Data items
+ + + + +
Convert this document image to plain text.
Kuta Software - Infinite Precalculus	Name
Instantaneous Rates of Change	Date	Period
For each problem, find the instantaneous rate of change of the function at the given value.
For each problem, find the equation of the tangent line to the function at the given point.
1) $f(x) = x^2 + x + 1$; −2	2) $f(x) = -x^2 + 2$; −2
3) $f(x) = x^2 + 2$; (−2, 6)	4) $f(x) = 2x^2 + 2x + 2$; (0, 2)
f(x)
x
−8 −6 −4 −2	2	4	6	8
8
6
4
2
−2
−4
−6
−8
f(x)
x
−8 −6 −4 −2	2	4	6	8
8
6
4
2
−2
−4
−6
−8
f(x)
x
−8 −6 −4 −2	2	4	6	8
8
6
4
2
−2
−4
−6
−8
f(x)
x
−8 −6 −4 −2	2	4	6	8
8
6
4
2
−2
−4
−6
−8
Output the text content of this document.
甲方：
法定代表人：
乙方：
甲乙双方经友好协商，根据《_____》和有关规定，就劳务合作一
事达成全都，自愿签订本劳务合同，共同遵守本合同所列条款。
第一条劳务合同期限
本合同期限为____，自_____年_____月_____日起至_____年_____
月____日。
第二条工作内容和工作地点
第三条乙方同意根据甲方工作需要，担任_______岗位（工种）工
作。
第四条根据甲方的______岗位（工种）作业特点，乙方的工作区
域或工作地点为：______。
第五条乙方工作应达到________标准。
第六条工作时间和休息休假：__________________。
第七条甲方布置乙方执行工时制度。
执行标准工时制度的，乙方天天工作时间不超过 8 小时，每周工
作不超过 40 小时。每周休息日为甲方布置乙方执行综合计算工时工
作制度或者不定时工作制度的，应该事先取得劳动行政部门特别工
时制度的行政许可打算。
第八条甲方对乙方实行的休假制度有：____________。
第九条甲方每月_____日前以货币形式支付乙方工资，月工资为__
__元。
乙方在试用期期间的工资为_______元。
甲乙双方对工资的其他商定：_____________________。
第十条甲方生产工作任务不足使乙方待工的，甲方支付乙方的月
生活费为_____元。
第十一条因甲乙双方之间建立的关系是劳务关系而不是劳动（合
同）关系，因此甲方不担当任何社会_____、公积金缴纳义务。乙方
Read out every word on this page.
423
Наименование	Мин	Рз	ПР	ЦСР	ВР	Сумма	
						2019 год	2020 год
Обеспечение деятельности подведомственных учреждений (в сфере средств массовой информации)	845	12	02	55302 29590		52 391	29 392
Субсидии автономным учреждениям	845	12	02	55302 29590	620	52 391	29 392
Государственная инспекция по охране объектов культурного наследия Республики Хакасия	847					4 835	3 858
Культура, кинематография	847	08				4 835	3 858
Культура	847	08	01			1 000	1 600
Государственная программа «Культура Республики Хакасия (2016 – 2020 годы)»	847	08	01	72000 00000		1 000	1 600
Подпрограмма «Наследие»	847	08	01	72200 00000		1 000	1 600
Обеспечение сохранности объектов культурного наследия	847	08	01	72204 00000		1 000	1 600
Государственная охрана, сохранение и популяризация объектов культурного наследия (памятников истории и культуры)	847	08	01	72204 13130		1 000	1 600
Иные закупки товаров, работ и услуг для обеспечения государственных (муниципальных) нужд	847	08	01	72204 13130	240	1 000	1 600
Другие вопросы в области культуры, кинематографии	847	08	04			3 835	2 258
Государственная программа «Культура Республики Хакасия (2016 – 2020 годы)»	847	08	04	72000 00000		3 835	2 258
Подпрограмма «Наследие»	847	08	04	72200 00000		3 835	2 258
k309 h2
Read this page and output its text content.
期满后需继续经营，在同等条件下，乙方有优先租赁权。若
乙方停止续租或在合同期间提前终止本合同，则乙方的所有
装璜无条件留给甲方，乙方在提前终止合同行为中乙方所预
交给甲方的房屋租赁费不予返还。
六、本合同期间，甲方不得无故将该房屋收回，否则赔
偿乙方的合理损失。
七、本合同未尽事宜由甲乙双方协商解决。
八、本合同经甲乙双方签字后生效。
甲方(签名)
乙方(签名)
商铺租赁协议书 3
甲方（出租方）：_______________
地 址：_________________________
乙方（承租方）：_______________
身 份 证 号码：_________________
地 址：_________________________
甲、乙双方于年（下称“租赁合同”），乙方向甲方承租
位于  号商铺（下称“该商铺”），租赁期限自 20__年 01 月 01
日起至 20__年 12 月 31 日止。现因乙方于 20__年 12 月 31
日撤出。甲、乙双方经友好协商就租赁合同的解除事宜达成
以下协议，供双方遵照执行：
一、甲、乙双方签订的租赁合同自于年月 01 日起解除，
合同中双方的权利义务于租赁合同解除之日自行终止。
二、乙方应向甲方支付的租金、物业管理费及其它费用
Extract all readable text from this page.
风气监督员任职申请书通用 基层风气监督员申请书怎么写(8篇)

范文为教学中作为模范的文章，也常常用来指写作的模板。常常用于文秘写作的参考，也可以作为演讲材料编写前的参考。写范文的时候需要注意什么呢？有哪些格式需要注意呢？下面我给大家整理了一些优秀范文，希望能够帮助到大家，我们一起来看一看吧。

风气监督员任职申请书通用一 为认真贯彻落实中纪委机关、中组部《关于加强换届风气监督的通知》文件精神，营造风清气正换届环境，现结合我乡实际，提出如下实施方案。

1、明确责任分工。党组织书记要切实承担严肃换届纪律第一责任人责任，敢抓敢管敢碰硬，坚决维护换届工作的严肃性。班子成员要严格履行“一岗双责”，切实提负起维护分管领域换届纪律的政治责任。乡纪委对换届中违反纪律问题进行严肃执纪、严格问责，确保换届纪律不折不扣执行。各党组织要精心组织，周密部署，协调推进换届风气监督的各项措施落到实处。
+ + + + +
PROMPT
Restate the listing above word for word.

RESPONSE TO THIS EXERCISE
Convert this document image to plain text.
Kuta Software - Infinite Precalculus	Name
Instantaneous Rates of Change	Date	Period
For each problem, find the instantaneous rate of change of the function at the given value.
For each problem, find the equation of the tangent line to the function at the given point.
1) $f(x) = x^2 + x + 1$; −2	2) $f(x) = -x^2 + 2$; −2
3) $f(x) = x^2 + 2$; (−2, 6)	4) $f(x) = 2x^2 + 2x + 2$; (0, 2)
f(x)
x
−8 −6 −4 −2	2	4	6	8
8
6
4
2
−2
−4
−6
−8
f(x)
x
−8 −6 −4 −2	2	4	6	8
8
6
4
2
−2
−4
−6
−8
f(x)
x
−8 −6 −4 −2	2	4	6	8
8
6
4
2
−2
−4
−6
−8
f(x)
x
−8 −6 −4 −2	2	4	6	8
8
6
4
2
−2
−4
−6
−8
Output the text content of this document.
甲方：
法定代表人：
乙方：
甲乙双方经友好协商，根据《_____》和有关规定，就劳务合作一
事达成全都，自愿签订本劳务合同，共同遵守本合同所列条款。
第一条劳务合同期限
本合同期限为____，自_____年_____月_____日起至_____年_____
月____日。
第二条工作内容和工作地点
第三条乙方同意根据甲方工作需要，担任_______岗位（工种）工
作。
第四条根据甲方的______岗位（工种）作业特点，乙方的工作区
域或工作地点为：______。
第五条乙方工作应达到________标准。
第六条工作时间和休息休假：__________________。
第七条甲方布置乙方执行工时制度。
执行标准工时制度的，乙方天天工作时间不超过 8 小时，每周工
作不超过 40 小时。每周休息日为甲方布置乙方执行综合计算工时工
作制度或者不定时工作制度的，应该事先取得劳动行政部门特别工
时制度的行政许可打算。
第八条甲方对乙方实行的休假制度有：____________。
第九条甲方每月_____日前以货币形式支付乙方工资，月工资为__
__元。
乙方在试用期期间的工资为_______元。
甲乙双方对工资的其他商定：_____________________。
第十条甲方生产工作任务不足使乙方待工的，甲方支付乙方的月
生活费为_____元。
第十一条因甲乙双方之间建立的关系是劳务关系而不是劳动（合
同）关系，因此甲方不担当任何社会_____、公积金缴纳义务。乙方
Read out every word on this page.
423
Наименование	Мин	Рз	ПР	ЦСР	ВР	Сумма	
						2019 год	2020 год
Обеспечение деятельности подведомственных учреждений (в сфере средств массовой информации)	845	12	02	55302 29590		52 391	29 392
Субсидии автономным учреждениям	845	12	02	55302 29590	620	52 391	29 392
Государственная инспекция по охране объектов культурного наследия Республики Хакасия	847					4 835	3 858
Культура, кинематография	847	08				4 835	3 858
Культура	847	08	01			1 000	1 600
Государственная программа «Культура Республики Хакасия (2016 – 2020 годы)»	847	08	01	72000 00000		1 000	1 600
Подпрограмма «Наследие»	847	08	01	72200 00000		1 000	1 600
Обеспечение сохранности объектов культурного наследия	847	08	01	72204 00000		1 000	1 600
Государственная охрана, сохранение и популяризация объектов культурного наследия (памятников истории и культуры)	847	08	01	72204 13130		1 000	1 600
Иные закупки товаров, работ и услуг для обеспечения государственных (муниципальных) нужд	847	08	01	72204 13130	240	1 000	1 600
Другие вопросы в области культуры, кинематографии	847	08	04			3 835	2 258
Государственная программа «Культура Республики Хакасия (2016 – 2020 годы)»	847	08	04	72000 00000		3 835	2 258
Подпрограмма «Наследие»	847	08	04	72200 00000		3 835	2 258
k309 h2
Read this page and output its text content.
期满后需继续经营，在同等条件下，乙方有优先租赁权。若
乙方停止续租或在合同期间提前终止本合同，则乙方的所有
装璜无条件留给甲方，乙方在提前终止合同行为中乙方所预
交给甲方的房屋租赁费不予返还。
六、本合同期间，甲方不得无故将该房屋收回，否则赔
偿乙方的合理损失。
七、本合同未尽事宜由甲乙双方协商解决。
八、本合同经甲乙双方签字后生效。
甲方(签名)
乙方(签名)
商铺租赁协议书 3
甲方（出租方）：_______________
地 址：_________________________
乙方（承租方）：_______________
身 份 证 号码：_________________
地 址：_________________________
甲、乙双方于年（下称“租赁合同”），乙方向甲方承租
位于  号商铺（下称“该商铺”），租赁期限自 20__年 01 月 01
日起至 20__年 12 月 31 日止。现因乙方于 20__年 12 月 31
日撤出。甲、乙双方经友好协商就租赁合同的解除事宜达成
以下协议，供双方遵照执行：
一、甲、乙双方签订的租赁合同自于年月 01 日起解除，
合同中双方的权利义务于租赁合同解除之日自行终止。
二、乙方应向甲方支付的租金、物业管理费及其它费用
Extract all readable text from this page.
风气监督员任职申请书通用 基层风气监督员申请书怎么写(8篇)

范文为教学中作为模范的文章，也常常用来指写作的模板。常常用于文秘写作的参考，也可以作为演讲材料编写前的参考。写范文的时候需要注意什么呢？有哪些格式需要注意呢？下面我给大家整理了一些优秀范文，希望能够帮助到大家，我们一起来看一看吧。

风气监督员任职申请书通用一 为认真贯彻落实中纪委机关、中组部《关于加强换届风气监督的通知》文件精神，营造风清气正换届环境，现结合我乡实际，提出如下实施方案。

1、明确责任分工。党组织书记要切实承担严肃换届纪律第一责任人责任，敢抓敢管敢碰硬，坚决维护换届工作的严肃性。班子成员要严格履行“一岗双责”，切实提负起维护分管领域换届纪律的政治责任。乡纪委对换届中违反纪律问题进行严肃执纪、严格问责，确保换届纪律不折不扣执行。各党组织要精心组织，周密部署，协调推进换届风气监督的各项措施落到实处。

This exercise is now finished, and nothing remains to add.